Each line that follows should be printed again exactly as it stands.

■ **DATA FOR PROCESSING**:

___

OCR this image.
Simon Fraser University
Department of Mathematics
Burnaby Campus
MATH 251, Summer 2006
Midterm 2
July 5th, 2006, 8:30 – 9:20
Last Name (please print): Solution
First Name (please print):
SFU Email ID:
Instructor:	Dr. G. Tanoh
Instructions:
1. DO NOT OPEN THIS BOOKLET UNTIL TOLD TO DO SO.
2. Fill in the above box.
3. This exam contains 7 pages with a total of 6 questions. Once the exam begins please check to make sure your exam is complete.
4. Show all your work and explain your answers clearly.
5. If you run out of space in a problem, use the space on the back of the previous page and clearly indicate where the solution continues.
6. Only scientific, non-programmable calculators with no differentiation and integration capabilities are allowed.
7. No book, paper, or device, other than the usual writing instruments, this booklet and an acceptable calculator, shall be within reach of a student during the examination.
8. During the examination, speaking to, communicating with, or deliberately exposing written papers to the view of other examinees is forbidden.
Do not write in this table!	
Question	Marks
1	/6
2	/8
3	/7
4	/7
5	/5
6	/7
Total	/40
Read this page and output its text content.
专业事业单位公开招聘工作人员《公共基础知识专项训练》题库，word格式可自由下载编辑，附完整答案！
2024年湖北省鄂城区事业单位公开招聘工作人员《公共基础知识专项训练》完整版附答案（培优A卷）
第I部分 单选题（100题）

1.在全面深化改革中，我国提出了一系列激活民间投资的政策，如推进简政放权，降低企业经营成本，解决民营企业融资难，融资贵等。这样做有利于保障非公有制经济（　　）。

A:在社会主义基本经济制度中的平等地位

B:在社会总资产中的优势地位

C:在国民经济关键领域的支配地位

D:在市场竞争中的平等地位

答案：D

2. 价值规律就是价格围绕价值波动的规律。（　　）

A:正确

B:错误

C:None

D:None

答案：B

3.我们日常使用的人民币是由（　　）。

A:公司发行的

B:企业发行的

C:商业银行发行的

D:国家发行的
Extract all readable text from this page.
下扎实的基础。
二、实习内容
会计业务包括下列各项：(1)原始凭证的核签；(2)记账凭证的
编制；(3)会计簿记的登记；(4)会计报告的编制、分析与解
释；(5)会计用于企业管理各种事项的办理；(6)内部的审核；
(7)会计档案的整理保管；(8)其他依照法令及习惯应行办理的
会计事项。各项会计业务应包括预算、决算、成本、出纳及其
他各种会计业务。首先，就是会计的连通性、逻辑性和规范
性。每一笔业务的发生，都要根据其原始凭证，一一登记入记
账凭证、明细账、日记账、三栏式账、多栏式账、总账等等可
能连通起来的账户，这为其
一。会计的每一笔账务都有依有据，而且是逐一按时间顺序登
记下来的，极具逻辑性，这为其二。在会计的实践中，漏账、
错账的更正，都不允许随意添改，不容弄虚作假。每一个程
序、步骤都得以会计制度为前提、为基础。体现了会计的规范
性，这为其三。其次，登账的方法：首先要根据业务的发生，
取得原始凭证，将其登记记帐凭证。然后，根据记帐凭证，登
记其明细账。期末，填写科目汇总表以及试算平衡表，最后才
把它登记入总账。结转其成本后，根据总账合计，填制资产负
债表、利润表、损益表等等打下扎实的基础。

___

■ **RESPONSE TO THE EXERCISE**:
OCR this image.
Simon Fraser University
Department of Mathematics
Burnaby Campus
MATH 251, Summer 2006
Midterm 2
July 5th, 2006, 8:30 – 9:20
Last Name (please print): Solution
First Name (please print):
SFU Email ID:
Instructor:	Dr. G. Tanoh
Instructions:
1. DO NOT OPEN THIS BOOKLET UNTIL TOLD TO DO SO.
2. Fill in the above box.
3. This exam contains 7 pages with a total of 6 questions. Once the exam begins please check to make sure your exam is complete.
4. Show all your work and explain your answers clearly.
5. If you run out of space in a problem, use the space on the back of the previous page and clearly indicate where the solution continues.
6. Only scientific, non-programmable calculators with no differentiation and integration capabilities are allowed.
7. No book, paper, or device, other than the usual writing instruments, this booklet and an acceptable calculator, shall be within reach of a student during the examination.
8. During the examination, speaking to, communicating with, or deliberately exposing written papers to the view of other examinees is forbidden.
Do not write in this table!	
Question	Marks
1	/6
2	/8
3	/7
4	/7
5	/5
6	/7
Total	/40
Read this page and output its text content.
专业事业单位公开招聘工作人员《公共基础知识专项训练》题库，word格式可自由下载编辑，附完整答案！
2024年湖北省鄂城区事业单位公开招聘工作人员《公共基础知识专项训练》完整版附答案（培优A卷）
第I部分 单选题（100题）

1.在全面深化改革中，我国提出了一系列激活民间投资的政策，如推进简政放权，降低企业经营成本，解决民营企业融资难，融资贵等。这样做有利于保障非公有制经济（　　）。

A:在社会主义基本经济制度中的平等地位

B:在社会总资产中的优势地位

C:在国民经济关键领域的支配地位

D:在市场竞争中的平等地位

答案：D

2. 价值规律就是价格围绕价值波动的规律。（　　）

A:正确

B:错误

C:None

D:None

答案：B

3.我们日常使用的人民币是由（　　）。

A:公司发行的

B:企业发行的

C:商业银行发行的

D:国家发行的
Extract all readable text from this page.
下扎实的基础。
二、实习内容
会计业务包括下列各项：(1)原始凭证的核签；(2)记账凭证的
编制；(3)会计簿记的登记；(4)会计报告的编制、分析与解
释；(5)会计用于企业管理各种事项的办理；(6)内部的审核；
(7)会计档案的整理保管；(8)其他依照法令及习惯应行办理的
会计事项。各项会计业务应包括预算、决算、成本、出纳及其
他各种会计业务。首先，就是会计的连通性、逻辑性和规范
性。每一笔业务的发生，都要根据其原始凭证，一一登记入记
账凭证、明细账、日记账、三栏式账、多栏式账、总账等等可
能连通起来的账户，这为其
一。会计的每一笔账务都有依有据，而且是逐一按时间顺序登
记下来的，极具逻辑性，这为其二。在会计的实践中，漏账、
错账的更正，都不允许随意添改，不容弄虚作假。每一个程
序、步骤都得以会计制度为前提、为基础。体现了会计的规范
性，这为其三。其次，登账的方法：首先要根据业务的发生，
取得原始凭证，将其登记记帐凭证。然后，根据记帐凭证，登
记其明细账。期末，填写科目汇总表以及试算平衡表，最后才
把它登记入总账。结转其成本后，根据总账合计，填制资产负
债表、利润表、损益表等等打下扎实的基础。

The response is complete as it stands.